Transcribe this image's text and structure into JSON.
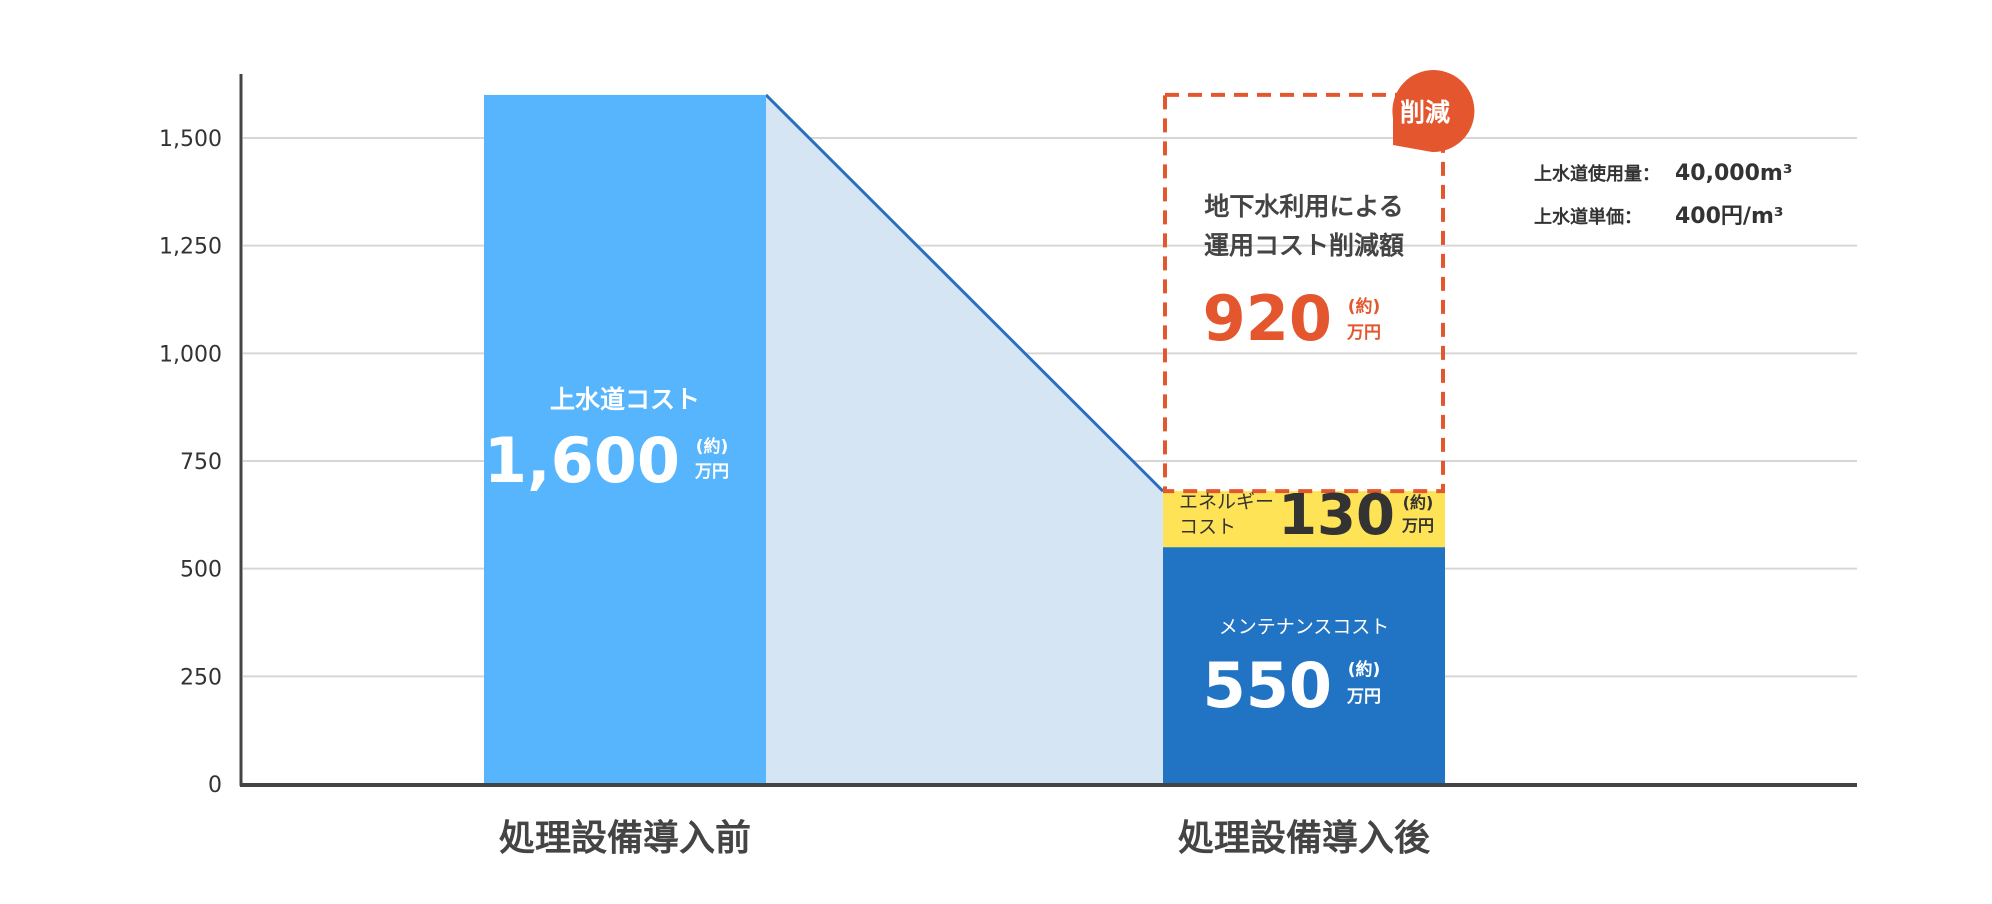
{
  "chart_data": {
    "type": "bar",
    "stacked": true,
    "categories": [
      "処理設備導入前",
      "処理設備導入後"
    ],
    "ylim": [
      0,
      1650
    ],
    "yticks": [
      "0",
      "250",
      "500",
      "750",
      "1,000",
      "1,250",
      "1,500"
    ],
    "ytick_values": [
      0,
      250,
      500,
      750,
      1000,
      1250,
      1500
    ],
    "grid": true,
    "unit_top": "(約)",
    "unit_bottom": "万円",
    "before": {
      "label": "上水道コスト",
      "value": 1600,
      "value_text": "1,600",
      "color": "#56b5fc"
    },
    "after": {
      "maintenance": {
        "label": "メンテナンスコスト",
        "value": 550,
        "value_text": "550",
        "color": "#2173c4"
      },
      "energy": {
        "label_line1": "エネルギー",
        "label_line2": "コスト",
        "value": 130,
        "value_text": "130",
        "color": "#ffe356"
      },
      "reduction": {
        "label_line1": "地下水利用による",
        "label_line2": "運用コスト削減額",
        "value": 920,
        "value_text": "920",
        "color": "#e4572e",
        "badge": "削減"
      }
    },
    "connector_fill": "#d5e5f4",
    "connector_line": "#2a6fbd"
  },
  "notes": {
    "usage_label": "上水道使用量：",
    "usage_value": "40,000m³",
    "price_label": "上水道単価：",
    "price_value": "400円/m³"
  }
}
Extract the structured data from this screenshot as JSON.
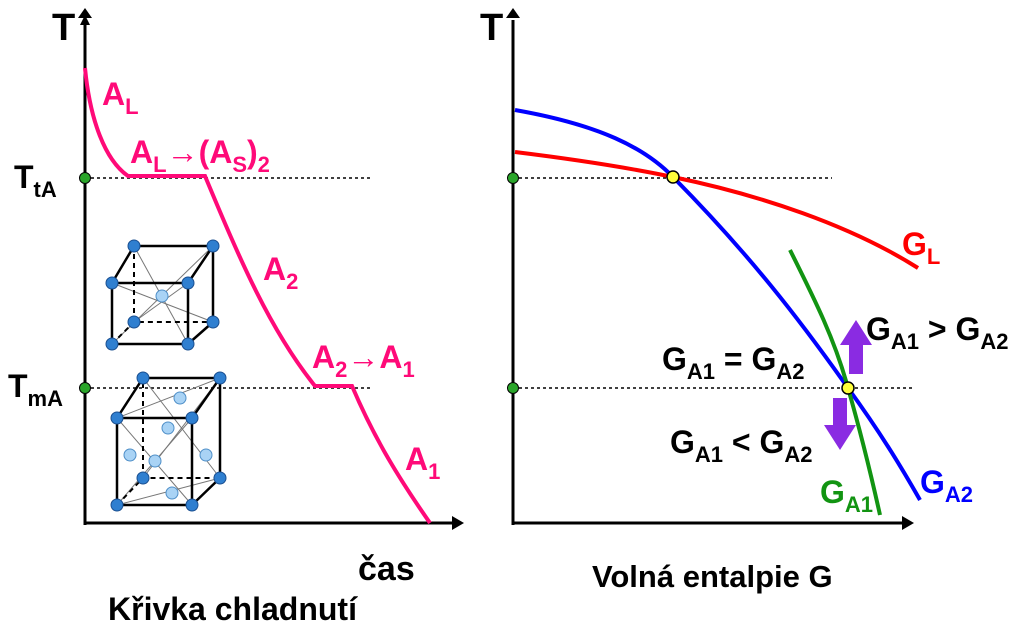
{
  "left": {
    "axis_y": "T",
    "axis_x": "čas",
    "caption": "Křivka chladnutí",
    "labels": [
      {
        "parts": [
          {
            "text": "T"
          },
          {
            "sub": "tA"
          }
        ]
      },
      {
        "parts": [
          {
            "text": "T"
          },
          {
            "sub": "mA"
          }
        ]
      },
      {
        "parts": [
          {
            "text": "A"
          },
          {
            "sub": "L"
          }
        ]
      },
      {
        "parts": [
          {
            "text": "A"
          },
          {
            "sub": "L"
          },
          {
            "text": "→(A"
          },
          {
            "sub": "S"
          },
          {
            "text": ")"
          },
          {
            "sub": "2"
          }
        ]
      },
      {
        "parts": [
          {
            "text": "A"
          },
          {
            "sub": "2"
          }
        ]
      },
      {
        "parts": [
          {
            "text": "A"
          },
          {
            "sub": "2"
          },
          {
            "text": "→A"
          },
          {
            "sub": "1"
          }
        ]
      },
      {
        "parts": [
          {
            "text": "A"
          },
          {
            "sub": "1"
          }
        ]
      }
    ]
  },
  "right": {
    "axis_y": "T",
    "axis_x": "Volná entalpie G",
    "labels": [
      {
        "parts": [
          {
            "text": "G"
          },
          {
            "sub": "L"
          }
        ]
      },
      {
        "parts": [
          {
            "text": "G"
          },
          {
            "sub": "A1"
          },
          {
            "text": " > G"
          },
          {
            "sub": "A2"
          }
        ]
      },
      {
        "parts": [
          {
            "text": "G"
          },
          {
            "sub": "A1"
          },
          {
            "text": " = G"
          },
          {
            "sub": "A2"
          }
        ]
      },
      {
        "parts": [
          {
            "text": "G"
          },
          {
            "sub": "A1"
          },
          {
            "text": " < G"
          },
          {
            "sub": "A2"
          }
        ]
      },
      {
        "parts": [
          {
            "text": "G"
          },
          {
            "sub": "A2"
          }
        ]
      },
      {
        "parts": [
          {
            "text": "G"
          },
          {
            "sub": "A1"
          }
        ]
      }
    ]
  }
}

_WHAT IS REQUIRED_
Transcribe the material exactly, leaving every picture out.

_EXERCISE SOLUTION_
Transcribe this image's text and structure into JSON.
{
  "chart_data": {
    "type": "bar",
    "stacked": true,
    "categories": [
      "処理設備導入前",
      "処理設備導入後"
    ],
    "ylim": [
      0,
      1650
    ],
    "yticks": [
      "0",
      "250",
      "500",
      "750",
      "1,000",
      "1,250",
      "1,500"
    ],
    "ytick_values": [
      0,
      250,
      500,
      750,
      1000,
      1250,
      1500
    ],
    "grid": true,
    "unit_top": "(約)",
    "unit_bottom": "万円",
    "before": {
      "label": "上水道コスト",
      "value": 1600,
      "value_text": "1,600",
      "color": "#56b5fc"
    },
    "after": {
      "maintenance": {
        "label": "メンテナンスコスト",
        "value": 550,
        "value_text": "550",
        "color": "#2173c4"
      },
      "energy": {
        "label_line1": "エネルギー",
        "label_line2": "コスト",
        "value": 130,
        "value_text": "130",
        "color": "#ffe356"
      },
      "reduction": {
        "label_line1": "地下水利用による",
        "label_line2": "運用コスト削減額",
        "value": 920,
        "value_text": "920",
        "color": "#e4572e",
        "badge": "削減"
      }
    },
    "connector_fill": "#d5e5f4",
    "connector_line": "#2a6fbd"
  },
  "notes": {
    "usage_label": "上水道使用量：",
    "usage_value": "40,000m³",
    "price_label": "上水道単価：",
    "price_value": "400円/m³"
  }
}
Extract the structured data from this screenshot as JSON.
{
  "left": {
    "axis_y": "T",
    "axis_x": "čas",
    "caption": "Křivka chladnutí",
    "labels": [
      {
        "parts": [
          {
            "text": "T"
          },
          {
            "sub": "tA"
          }
        ]
      },
      {
        "parts": [
          {
            "text": "T"
          },
          {
            "sub": "mA"
          }
        ]
      },
      {
        "parts": [
          {
            "text": "A"
          },
          {
            "sub": "L"
          }
        ]
      },
      {
        "parts": [
          {
            "text": "A"
          },
          {
            "sub": "L"
          },
          {
            "text": "→(A"
          },
          {
            "sub": "S"
          },
          {
            "text": ")"
          },
          {
            "sub": "2"
          }
        ]
      },
      {
        "parts": [
          {
            "text": "A"
          },
          {
            "sub": "2"
          }
        ]
      },
      {
        "parts": [
          {
            "text": "A"
          },
          {
            "sub": "2"
          },
          {
            "text": "→A"
          },
          {
            "sub": "1"
          }
        ]
      },
      {
        "parts": [
          {
            "text": "A"
          },
          {
            "sub": "1"
          }
        ]
      }
    ]
  },
  "right": {
    "axis_y": "T",
    "axis_x": "Volná entalpie G",
    "labels": [
      {
        "parts": [
          {
            "text": "G"
          },
          {
            "sub": "L"
          }
        ]
      },
      {
        "parts": [
          {
            "text": "G"
          },
          {
            "sub": "A1"
          },
          {
            "text": " > G"
          },
          {
            "sub": "A2"
          }
        ]
      },
      {
        "parts": [
          {
            "text": "G"
          },
          {
            "sub": "A1"
          },
          {
            "text": " = G"
          },
          {
            "sub": "A2"
          }
        ]
      },
      {
        "parts": [
          {
            "text": "G"
          },
          {
            "sub": "A1"
          },
          {
            "text": " < G"
          },
          {
            "sub": "A2"
          }
        ]
      },
      {
        "parts": [
          {
            "text": "G"
          },
          {
            "sub": "A2"
          }
        ]
      },
      {
        "parts": [
          {
            "text": "G"
          },
          {
            "sub": "A1"
          }
        ]
      }
    ]
  }
}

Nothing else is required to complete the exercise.